What this task involves:
Copy out every line that contains the word "changes".

Entries:
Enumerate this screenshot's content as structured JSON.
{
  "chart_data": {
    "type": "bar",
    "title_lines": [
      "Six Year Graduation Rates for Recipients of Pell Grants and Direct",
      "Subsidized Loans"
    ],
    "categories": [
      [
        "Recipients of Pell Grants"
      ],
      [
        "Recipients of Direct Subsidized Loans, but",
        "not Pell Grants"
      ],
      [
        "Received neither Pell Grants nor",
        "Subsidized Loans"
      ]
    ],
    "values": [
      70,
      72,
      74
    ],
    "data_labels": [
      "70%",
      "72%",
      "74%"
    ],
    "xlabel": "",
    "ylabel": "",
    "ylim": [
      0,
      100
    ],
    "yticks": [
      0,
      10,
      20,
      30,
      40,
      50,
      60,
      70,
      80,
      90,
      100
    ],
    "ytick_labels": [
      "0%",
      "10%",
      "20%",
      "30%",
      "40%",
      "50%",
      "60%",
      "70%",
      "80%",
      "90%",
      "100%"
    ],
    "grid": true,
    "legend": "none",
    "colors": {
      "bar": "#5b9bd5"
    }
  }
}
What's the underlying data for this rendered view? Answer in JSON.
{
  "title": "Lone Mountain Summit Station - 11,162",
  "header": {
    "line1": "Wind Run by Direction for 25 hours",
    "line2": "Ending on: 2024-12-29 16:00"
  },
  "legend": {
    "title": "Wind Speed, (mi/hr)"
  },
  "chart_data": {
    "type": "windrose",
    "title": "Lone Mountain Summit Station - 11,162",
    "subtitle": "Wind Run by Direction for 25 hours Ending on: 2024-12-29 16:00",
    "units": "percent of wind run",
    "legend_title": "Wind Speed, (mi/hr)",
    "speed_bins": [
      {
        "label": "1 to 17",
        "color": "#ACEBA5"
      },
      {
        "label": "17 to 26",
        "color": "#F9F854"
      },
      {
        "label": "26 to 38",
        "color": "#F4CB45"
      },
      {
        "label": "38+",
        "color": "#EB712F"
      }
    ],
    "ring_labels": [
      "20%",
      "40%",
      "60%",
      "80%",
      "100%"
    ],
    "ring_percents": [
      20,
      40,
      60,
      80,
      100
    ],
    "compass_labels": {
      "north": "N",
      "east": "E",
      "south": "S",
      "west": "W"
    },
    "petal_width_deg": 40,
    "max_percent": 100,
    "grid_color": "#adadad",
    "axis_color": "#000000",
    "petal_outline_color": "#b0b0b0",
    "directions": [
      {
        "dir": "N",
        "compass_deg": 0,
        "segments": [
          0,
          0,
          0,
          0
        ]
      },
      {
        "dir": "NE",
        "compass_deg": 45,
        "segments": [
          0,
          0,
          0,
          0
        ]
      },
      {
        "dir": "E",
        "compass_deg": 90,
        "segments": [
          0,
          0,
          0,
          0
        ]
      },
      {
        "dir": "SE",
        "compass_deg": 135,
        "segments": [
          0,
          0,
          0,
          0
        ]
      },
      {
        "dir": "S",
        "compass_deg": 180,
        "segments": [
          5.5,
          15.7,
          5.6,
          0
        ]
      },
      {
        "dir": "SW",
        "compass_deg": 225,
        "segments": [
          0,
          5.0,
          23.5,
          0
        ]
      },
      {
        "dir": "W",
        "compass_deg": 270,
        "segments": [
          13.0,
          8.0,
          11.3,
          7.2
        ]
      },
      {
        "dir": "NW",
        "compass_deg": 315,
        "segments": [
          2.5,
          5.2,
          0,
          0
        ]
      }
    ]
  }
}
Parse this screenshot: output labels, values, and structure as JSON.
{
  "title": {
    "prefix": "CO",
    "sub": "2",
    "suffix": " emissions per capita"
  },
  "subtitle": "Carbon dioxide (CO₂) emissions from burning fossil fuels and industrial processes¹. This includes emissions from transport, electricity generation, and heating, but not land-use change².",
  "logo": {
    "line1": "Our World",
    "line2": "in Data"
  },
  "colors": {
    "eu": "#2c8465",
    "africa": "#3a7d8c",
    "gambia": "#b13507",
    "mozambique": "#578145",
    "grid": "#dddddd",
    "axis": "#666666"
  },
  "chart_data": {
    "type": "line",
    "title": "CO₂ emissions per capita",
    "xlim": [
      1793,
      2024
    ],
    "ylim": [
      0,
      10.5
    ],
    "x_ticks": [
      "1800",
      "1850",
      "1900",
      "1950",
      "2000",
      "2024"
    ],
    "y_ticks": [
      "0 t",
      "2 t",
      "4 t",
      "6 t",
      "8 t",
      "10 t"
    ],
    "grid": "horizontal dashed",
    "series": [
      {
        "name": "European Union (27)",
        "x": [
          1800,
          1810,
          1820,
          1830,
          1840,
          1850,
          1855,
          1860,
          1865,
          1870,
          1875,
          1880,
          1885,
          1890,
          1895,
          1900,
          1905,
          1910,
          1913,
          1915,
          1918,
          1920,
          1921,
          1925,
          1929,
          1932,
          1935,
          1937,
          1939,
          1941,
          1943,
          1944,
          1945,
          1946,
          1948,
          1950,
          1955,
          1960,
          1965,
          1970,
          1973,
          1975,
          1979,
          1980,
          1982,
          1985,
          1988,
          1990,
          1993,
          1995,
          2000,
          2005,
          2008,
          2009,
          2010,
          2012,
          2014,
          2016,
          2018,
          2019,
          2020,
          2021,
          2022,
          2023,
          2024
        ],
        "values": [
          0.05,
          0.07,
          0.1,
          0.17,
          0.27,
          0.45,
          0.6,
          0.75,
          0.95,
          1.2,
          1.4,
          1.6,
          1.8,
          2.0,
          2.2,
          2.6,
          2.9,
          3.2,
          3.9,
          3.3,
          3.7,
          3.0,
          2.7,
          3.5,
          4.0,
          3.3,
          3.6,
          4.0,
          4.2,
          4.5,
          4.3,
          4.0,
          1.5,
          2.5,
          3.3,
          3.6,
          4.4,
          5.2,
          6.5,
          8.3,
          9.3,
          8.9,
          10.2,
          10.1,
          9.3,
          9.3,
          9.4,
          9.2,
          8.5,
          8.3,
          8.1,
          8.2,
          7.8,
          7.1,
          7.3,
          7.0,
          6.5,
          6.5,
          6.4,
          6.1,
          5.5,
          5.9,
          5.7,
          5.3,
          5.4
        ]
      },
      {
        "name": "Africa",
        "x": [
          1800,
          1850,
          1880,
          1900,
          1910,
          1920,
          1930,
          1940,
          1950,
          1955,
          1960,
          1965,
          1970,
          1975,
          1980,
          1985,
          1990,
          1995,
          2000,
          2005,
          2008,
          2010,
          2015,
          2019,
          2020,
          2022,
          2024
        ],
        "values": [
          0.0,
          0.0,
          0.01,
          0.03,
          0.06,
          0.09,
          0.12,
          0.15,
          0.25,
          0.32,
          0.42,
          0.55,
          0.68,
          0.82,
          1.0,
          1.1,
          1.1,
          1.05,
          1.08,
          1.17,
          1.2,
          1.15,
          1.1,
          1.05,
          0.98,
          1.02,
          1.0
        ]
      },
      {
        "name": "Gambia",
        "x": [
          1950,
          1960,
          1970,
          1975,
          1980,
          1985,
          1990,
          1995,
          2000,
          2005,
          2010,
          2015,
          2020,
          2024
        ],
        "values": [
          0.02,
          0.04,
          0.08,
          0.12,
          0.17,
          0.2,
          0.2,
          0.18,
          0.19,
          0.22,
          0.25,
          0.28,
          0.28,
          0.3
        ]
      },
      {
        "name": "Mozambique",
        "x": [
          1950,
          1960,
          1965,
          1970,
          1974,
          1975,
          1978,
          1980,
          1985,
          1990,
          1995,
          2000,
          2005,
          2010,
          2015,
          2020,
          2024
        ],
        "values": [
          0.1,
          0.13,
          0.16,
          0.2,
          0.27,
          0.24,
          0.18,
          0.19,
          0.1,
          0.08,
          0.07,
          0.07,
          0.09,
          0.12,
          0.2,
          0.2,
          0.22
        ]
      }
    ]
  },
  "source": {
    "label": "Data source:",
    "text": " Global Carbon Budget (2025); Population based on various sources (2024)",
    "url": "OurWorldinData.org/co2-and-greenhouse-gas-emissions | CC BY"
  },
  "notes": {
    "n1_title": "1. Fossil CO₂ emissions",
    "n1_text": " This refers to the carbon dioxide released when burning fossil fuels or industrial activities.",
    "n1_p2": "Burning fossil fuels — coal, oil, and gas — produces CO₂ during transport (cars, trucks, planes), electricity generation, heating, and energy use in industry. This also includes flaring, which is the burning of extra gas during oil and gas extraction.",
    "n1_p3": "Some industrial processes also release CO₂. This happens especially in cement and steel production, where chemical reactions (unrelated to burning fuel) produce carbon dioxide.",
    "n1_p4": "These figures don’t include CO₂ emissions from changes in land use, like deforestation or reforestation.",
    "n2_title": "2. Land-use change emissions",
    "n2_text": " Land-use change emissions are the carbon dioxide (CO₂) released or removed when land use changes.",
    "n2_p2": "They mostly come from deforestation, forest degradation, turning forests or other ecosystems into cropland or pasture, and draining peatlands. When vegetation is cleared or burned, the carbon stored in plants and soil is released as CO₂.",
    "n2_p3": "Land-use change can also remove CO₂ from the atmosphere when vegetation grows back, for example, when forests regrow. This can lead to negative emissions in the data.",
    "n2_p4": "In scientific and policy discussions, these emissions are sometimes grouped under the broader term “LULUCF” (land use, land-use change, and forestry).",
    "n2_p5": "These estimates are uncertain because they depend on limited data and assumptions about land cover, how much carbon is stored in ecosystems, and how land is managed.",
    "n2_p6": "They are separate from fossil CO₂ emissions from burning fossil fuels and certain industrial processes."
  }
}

Written solution:
    "n1_p4": "These figures don’t include CO₂ emissions from changes in land use, like deforestation or reforestation.",
    "n2_text": " Land-use change emissions are the carbon dioxide (CO₂) released or removed when land use changes.",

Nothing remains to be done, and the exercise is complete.